[A run of records]
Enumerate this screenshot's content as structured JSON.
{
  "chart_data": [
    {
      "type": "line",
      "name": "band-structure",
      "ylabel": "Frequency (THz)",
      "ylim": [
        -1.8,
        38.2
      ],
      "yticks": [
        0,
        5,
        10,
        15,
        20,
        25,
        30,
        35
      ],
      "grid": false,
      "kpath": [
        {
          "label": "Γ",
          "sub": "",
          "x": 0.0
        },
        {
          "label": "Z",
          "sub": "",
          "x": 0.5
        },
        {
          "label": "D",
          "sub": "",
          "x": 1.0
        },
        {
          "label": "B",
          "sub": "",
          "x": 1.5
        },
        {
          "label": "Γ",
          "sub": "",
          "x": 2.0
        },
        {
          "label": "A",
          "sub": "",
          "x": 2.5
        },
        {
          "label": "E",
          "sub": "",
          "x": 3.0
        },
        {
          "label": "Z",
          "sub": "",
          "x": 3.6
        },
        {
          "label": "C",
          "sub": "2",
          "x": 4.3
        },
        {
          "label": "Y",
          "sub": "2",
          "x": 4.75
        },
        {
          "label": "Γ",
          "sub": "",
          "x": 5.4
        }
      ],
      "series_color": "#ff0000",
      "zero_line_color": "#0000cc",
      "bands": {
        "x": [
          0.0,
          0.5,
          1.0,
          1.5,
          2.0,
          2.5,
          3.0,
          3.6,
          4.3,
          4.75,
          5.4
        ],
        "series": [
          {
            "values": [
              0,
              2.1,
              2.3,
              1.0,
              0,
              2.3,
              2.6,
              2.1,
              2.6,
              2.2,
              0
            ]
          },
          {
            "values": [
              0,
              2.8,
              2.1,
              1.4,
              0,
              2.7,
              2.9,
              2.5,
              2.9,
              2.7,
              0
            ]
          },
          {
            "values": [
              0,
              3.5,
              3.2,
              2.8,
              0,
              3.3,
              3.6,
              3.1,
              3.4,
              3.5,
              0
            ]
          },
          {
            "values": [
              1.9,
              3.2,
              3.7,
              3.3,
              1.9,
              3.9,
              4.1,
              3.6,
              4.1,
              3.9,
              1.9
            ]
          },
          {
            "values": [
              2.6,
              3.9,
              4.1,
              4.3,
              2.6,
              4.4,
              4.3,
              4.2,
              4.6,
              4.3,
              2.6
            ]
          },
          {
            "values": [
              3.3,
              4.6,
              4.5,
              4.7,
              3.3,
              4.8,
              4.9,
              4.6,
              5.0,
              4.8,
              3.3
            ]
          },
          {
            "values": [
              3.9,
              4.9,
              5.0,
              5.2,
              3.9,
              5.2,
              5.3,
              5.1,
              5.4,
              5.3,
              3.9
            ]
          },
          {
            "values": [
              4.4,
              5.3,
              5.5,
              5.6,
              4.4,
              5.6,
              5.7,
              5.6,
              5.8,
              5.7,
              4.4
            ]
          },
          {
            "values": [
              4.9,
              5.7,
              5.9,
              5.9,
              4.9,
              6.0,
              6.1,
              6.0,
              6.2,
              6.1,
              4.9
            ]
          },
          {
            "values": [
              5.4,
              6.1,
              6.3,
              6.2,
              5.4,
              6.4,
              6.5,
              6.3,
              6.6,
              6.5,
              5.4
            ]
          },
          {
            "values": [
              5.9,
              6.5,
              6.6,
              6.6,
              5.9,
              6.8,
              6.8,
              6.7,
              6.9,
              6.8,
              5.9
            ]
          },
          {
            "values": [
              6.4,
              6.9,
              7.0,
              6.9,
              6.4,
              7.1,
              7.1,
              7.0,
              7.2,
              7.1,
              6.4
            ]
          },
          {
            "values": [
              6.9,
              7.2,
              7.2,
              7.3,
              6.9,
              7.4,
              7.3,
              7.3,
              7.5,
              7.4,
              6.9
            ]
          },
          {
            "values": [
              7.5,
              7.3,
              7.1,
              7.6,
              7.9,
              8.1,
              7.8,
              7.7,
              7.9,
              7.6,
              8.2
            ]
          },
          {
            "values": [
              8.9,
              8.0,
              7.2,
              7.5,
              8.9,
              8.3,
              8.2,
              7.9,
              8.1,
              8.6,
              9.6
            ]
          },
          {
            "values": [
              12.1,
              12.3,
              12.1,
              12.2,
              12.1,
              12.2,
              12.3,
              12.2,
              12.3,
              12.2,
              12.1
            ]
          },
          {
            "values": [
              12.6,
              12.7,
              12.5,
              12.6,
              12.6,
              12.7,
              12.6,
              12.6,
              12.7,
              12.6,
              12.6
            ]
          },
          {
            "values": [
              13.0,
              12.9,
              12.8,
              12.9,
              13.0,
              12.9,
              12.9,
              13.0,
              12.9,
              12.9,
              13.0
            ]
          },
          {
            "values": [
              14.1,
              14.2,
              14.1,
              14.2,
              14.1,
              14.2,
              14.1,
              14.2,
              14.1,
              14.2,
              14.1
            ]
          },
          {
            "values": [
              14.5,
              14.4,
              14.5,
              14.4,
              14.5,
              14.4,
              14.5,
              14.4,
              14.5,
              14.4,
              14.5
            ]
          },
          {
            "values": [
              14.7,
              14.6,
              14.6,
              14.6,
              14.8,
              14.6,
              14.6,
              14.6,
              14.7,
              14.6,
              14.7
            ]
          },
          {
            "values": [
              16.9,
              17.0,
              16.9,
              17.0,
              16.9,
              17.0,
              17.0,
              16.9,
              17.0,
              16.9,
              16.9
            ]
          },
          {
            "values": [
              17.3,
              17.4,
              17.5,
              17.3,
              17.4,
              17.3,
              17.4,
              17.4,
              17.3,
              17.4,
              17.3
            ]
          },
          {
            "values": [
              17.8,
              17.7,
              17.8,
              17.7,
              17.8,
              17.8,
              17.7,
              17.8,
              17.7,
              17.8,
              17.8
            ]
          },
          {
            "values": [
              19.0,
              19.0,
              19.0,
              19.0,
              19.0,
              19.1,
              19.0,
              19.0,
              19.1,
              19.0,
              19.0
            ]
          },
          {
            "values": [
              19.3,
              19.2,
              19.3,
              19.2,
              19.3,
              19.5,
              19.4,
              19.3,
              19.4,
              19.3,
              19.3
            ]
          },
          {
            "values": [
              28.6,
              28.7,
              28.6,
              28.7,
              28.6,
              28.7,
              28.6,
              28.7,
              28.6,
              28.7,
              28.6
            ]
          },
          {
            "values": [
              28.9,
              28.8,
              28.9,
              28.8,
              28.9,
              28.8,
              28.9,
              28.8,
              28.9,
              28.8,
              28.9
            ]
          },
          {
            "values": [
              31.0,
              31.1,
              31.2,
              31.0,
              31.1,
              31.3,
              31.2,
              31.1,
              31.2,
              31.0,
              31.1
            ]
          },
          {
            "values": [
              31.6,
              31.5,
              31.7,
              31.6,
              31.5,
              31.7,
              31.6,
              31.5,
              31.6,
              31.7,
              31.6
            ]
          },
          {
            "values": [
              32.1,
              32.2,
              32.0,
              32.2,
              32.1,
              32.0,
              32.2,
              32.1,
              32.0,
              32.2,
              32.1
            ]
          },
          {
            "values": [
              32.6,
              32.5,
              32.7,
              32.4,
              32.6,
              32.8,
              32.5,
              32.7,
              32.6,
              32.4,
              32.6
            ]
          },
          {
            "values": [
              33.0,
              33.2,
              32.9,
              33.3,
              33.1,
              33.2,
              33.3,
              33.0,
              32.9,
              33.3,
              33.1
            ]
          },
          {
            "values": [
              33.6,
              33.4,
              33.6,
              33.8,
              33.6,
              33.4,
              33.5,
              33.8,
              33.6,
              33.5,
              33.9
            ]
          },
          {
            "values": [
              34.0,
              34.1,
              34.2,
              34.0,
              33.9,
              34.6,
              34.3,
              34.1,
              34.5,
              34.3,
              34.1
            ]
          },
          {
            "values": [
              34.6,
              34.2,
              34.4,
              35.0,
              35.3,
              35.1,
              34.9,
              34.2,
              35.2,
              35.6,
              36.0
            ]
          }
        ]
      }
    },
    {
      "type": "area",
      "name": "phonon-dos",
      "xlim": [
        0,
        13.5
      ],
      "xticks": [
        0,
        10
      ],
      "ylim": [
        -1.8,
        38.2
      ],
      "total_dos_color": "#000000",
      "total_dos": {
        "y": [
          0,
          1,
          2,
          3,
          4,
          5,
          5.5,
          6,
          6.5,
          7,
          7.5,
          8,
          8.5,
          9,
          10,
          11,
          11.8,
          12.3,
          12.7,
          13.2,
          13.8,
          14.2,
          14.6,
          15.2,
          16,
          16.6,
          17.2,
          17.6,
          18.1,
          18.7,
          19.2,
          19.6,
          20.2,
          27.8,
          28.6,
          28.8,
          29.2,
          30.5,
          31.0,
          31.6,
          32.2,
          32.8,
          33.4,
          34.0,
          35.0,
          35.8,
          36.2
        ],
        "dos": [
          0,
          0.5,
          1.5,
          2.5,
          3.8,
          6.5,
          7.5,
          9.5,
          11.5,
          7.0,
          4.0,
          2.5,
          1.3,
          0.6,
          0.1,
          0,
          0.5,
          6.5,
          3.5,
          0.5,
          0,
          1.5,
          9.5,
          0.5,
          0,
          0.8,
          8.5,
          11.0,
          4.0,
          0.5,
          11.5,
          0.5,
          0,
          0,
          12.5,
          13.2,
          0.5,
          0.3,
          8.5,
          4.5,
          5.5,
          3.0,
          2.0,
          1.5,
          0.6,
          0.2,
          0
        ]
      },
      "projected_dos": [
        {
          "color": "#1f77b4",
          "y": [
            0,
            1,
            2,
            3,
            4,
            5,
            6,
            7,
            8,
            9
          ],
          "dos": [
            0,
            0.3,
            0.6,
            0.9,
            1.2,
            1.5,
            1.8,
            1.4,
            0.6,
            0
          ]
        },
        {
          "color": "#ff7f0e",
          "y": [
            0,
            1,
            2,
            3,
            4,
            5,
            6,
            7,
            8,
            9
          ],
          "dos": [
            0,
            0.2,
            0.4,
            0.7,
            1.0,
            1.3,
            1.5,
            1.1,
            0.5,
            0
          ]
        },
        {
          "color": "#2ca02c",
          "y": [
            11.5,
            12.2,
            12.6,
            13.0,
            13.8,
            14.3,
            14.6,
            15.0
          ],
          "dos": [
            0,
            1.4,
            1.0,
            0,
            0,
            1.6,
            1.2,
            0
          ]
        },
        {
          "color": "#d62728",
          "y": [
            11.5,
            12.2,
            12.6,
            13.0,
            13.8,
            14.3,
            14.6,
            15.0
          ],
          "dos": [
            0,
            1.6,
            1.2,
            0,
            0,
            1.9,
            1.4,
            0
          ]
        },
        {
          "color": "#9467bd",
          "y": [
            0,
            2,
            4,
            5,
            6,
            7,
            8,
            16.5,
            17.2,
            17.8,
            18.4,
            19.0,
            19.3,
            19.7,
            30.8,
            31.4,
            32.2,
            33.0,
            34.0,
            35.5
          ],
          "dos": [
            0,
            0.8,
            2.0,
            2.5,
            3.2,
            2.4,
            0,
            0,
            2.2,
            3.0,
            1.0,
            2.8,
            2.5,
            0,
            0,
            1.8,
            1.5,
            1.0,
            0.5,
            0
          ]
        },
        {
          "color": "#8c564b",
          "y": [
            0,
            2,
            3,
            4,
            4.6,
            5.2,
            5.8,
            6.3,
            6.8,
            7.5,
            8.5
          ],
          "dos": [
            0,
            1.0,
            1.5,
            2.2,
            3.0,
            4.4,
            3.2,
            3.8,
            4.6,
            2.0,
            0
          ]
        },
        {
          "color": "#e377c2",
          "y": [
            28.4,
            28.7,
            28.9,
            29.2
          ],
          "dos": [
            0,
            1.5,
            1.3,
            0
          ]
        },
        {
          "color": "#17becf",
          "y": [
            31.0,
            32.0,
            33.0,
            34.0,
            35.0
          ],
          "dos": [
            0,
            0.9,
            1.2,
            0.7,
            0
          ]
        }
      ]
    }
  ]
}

• **REQUEST**:
Provide the number of lines in the entries that include "name", and no other text.

• **FINAL RESULT**:
2